## Objective
Give every line back verbatim, dropping all images.
==== Data listing
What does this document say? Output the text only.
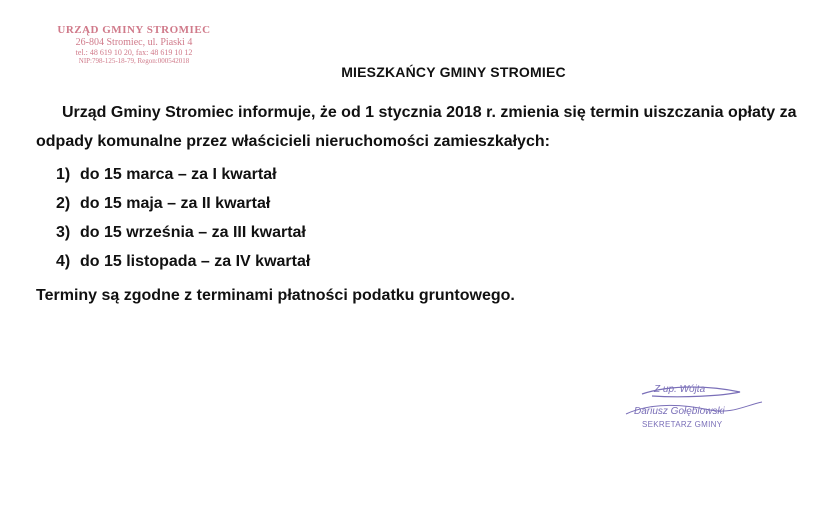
URZĄD GMINY STROMIEC
26-804 Stromiec, ul. Piaski 4
tel.: 48 619 10 20, fax: 48 619 10 12
NIP:798-125-18-79, Regon:000542018
MIESZKAŃCY GMINY STROMIEC
Urząd Gminy Stromiec informuje, że od 1 stycznia 2018 r. zmienia się termin uiszczania opłaty za odpady komunalne przez właścicieli nieruchomości zamieszkałych:
1) do 15 marca – za I kwartał
2) do 15 maja – za II kwartał
3) do 15 września – za III kwartał
4) do 15 listopada – za IV kwartał
Terminy są zgodne z terminami płatności podatku gruntowego.
Z up. Wójta
Dariusz Gołębiowski
SEKRETARZ GMINY
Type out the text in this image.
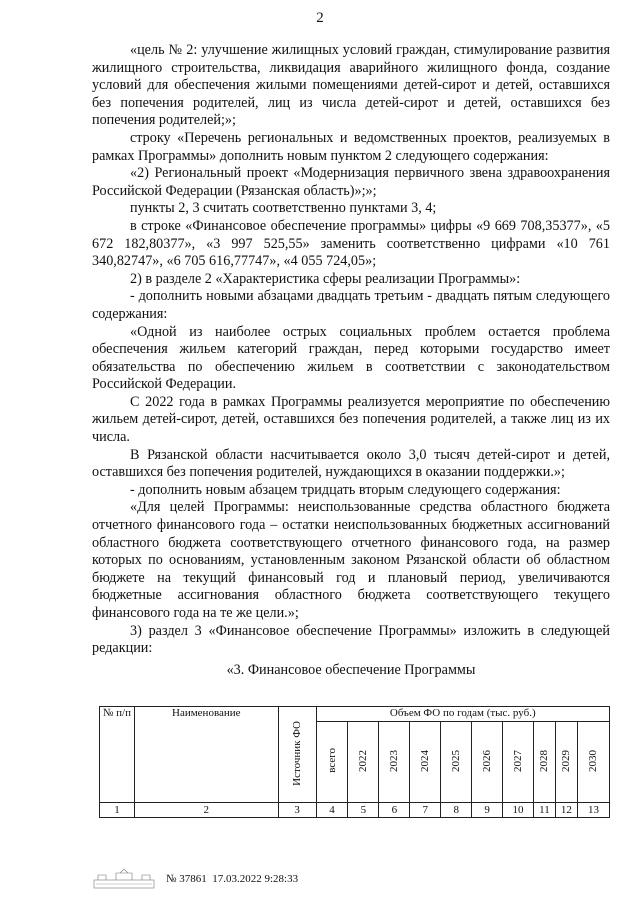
2

«цель № 2: улучшение жилищных условий граждан, стимулирование развития жилищного строительства, ликвидация аварийного жилищного фонда, создание условий для обеспечения жилыми помещениями детей-сирот и детей, оставшихся без попечения родителей, лиц из числа детей-сирот и детей, оставшихся без попечения родителей;»;

строку «Перечень региональных и ведомственных проектов, реализуемых в рамках Программы» дополнить новым пунктом 2 следующего содержания:

«2) Региональный проект «Модернизация первичного звена здравоохранения Российской Федерации (Рязанская область)»;»;

пункты 2, 3 считать соответственно пунктами 3, 4;

в строке «Финансовое обеспечение программы» цифры «9 669 708,35377», «5 672 182,80377», «3 997 525,55» заменить соответственно цифрами «10 761 340,82747», «6 705 616,77747», «4 055 724,05»;

2) в разделе 2 «Характеристика сферы реализации Программы»:

- дополнить новыми абзацами двадцать третьим - двадцать пятым следующего содержания:

«Одной из наиболее острых социальных проблем остается проблема обеспечения жильем категорий граждан, перед которыми государство имеет обязательства по обеспечению жильем в соответствии с законодательством Российской Федерации.

С 2022 года в рамках Программы реализуется мероприятие по обеспечению жильем детей-сирот, детей, оставшихся без попечения родителей, а также лиц из их числа.

В Рязанской области насчитывается около 3,0 тысяч детей-сирот и детей, оставшихся без попечения родителей, нуждающихся в оказании поддержки.»;

- дополнить новым абзацем тридцать вторым следующего содержания:

«Для целей Программы: неиспользованные средства областного бюджета отчетного финансового года – остатки неиспользованных бюджетных ассигнований областного бюджета соответствующего отчетного финансового года, на размер которых по основаниям, установленным законом Рязанской области об областном бюджете на текущий финансовый год и плановый период, увеличиваются бюджетные ассигнования областного бюджета соответствующего текущего финансового года на те же цели.»;

3) раздел 3 «Финансовое обеспечение Программы» изложить в следующей редакции:

«3. Финансовое обеспечение Программы

№ п/п	Наименование	Источник ФО	Объем ФО по годам (тыс. руб.)									
			всего	2022	2023	2024	2025	2026	2027	2028	2029	2030
1	2	3	4	5	6	7	8	9	10	11	12	13
№ 37861
17.03.2022 9:28:33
========
## Complete output
What does this document say? Output the text only.
URZĄD GMINY STROMIEC
26-804 Stromiec, ul. Piaski 4
tel.: 48 619 10 20, fax: 48 619 10 12
NIP:798-125-18-79, Regon:000542018
MIESZKAŃCY GMINY STROMIEC
Urząd Gminy Stromiec informuje, że od 1 stycznia 2018 r. zmienia się termin uiszczania opłaty za odpady komunalne przez właścicieli nieruchomości zamieszkałych:
1) do 15 marca – za I kwartał
2) do 15 maja – za II kwartał
3) do 15 września – za III kwartał
4) do 15 listopada – za IV kwartał
Terminy są zgodne z terminami płatności podatku gruntowego.
Z up. Wójta
Dariusz Gołębiowski
SEKRETARZ GMINY
Type out the text in this image.
2

«цель № 2: улучшение жилищных условий граждан, стимулирование развития жилищного строительства, ликвидация аварийного жилищного фонда, создание условий для обеспечения жилыми помещениями детей-сирот и детей, оставшихся без попечения родителей, лиц из числа детей-сирот и детей, оставшихся без попечения родителей;»;

строку «Перечень региональных и ведомственных проектов, реализуемых в рамках Программы» дополнить новым пунктом 2 следующего содержания:

«2) Региональный проект «Модернизация первичного звена здравоохранения Российской Федерации (Рязанская область)»;»;

пункты 2, 3 считать соответственно пунктами 3, 4;

в строке «Финансовое обеспечение программы» цифры «9 669 708,35377», «5 672 182,80377», «3 997 525,55» заменить соответственно цифрами «10 761 340,82747», «6 705 616,77747», «4 055 724,05»;

2) в разделе 2 «Характеристика сферы реализации Программы»:

- дополнить новыми абзацами двадцать третьим - двадцать пятым следующего содержания:

«Одной из наиболее острых социальных проблем остается проблема обеспечения жильем категорий граждан, перед которыми государство имеет обязательства по обеспечению жильем в соответствии с законодательством Российской Федерации.

С 2022 года в рамках Программы реализуется мероприятие по обеспечению жильем детей-сирот, детей, оставшихся без попечения родителей, а также лиц из их числа.

В Рязанской области насчитывается около 3,0 тысяч детей-сирот и детей, оставшихся без попечения родителей, нуждающихся в оказании поддержки.»;

- дополнить новым абзацем тридцать вторым следующего содержания:

«Для целей Программы: неиспользованные средства областного бюджета отчетного финансового года – остатки неиспользованных бюджетных ассигнований областного бюджета соответствующего отчетного финансового года, на размер которых по основаниям, установленным законом Рязанской области об областном бюджете на текущий финансовый год и плановый период, увеличиваются бюджетные ассигнования областного бюджета соответствующего текущего финансового года на те же цели.»;

3) раздел 3 «Финансовое обеспечение Программы» изложить в следующей редакции:

«3. Финансовое обеспечение Программы

№ п/п	Наименование	Источник ФО	Объем ФО по годам (тыс. руб.)									
			всего	2022	2023	2024	2025	2026	2027	2028	2029	2030
1	2	3	4	5	6	7	8	9	10	11	12	13
№ 37861
17.03.2022 9:28:33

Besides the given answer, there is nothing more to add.